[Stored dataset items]
+++

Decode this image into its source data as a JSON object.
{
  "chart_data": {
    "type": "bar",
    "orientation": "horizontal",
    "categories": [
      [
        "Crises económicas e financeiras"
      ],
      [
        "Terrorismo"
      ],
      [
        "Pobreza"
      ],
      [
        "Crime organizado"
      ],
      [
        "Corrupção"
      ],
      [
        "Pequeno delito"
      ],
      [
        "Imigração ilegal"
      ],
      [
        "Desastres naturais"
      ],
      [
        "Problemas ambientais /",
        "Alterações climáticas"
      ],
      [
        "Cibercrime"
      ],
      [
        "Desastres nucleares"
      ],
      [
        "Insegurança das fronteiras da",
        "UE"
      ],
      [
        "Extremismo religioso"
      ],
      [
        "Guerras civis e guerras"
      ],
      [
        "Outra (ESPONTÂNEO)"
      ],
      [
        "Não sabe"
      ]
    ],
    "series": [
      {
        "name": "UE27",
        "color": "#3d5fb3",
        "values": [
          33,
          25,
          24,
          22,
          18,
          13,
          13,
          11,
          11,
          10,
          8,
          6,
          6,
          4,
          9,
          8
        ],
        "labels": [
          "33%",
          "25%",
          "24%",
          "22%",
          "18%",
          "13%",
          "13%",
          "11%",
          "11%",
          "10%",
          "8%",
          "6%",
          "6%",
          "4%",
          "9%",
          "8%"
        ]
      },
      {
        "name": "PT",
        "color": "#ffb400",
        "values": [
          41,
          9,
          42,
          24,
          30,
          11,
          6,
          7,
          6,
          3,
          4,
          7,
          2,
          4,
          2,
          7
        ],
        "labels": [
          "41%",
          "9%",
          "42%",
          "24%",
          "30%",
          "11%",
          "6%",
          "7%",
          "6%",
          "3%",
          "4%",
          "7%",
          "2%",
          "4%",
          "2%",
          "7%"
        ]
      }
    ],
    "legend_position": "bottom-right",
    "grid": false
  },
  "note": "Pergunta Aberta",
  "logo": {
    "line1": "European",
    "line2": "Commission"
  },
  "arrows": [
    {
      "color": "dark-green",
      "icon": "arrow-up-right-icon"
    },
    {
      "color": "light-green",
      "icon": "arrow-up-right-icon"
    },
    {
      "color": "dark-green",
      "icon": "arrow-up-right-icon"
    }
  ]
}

+++

__Problem to work on__. Write every entry out again exactly.

__Expected output__.
Decode this image into its source data as a JSON object.
{
  "chart_data": {
    "type": "bar",
    "orientation": "horizontal",
    "categories": [
      [
        "Crises económicas e financeiras"
      ],
      [
        "Terrorismo"
      ],
      [
        "Pobreza"
      ],
      [
        "Crime organizado"
      ],
      [
        "Corrupção"
      ],
      [
        "Pequeno delito"
      ],
      [
        "Imigração ilegal"
      ],
      [
        "Desastres naturais"
      ],
      [
        "Problemas ambientais /",
        "Alterações climáticas"
      ],
      [
        "Cibercrime"
      ],
      [
        "Desastres nucleares"
      ],
      [
        "Insegurança das fronteiras da",
        "UE"
      ],
      [
        "Extremismo religioso"
      ],
      [
        "Guerras civis e guerras"
      ],
      [
        "Outra (ESPONTÂNEO)"
      ],
      [
        "Não sabe"
      ]
    ],
    "series": [
      {
        "name": "UE27",
        "color": "#3d5fb3",
        "values": [
          33,
          25,
          24,
          22,
          18,
          13,
          13,
          11,
          11,
          10,
          8,
          6,
          6,
          4,
          9,
          8
        ],
        "labels": [
          "33%",
          "25%",
          "24%",
          "22%",
          "18%",
          "13%",
          "13%",
          "11%",
          "11%",
          "10%",
          "8%",
          "6%",
          "6%",
          "4%",
          "9%",
          "8%"
        ]
      },
      {
        "name": "PT",
        "color": "#ffb400",
        "values": [
          41,
          9,
          42,
          24,
          30,
          11,
          6,
          7,
          6,
          3,
          4,
          7,
          2,
          4,
          2,
          7
        ],
        "labels": [
          "41%",
          "9%",
          "42%",
          "24%",
          "30%",
          "11%",
          "6%",
          "7%",
          "6%",
          "3%",
          "4%",
          "7%",
          "2%",
          "4%",
          "2%",
          "7%"
        ]
      }
    ],
    "legend_position": "bottom-right",
    "grid": false
  },
  "note": "Pergunta Aberta",
  "logo": {
    "line1": "European",
    "line2": "Commission"
  },
  "arrows": [
    {
      "color": "dark-green",
      "icon": "arrow-up-right-icon"
    },
    {
      "color": "light-green",
      "icon": "arrow-up-right-icon"
    },
    {
      "color": "dark-green",
      "icon": "arrow-up-right-icon"
    }
  ]
}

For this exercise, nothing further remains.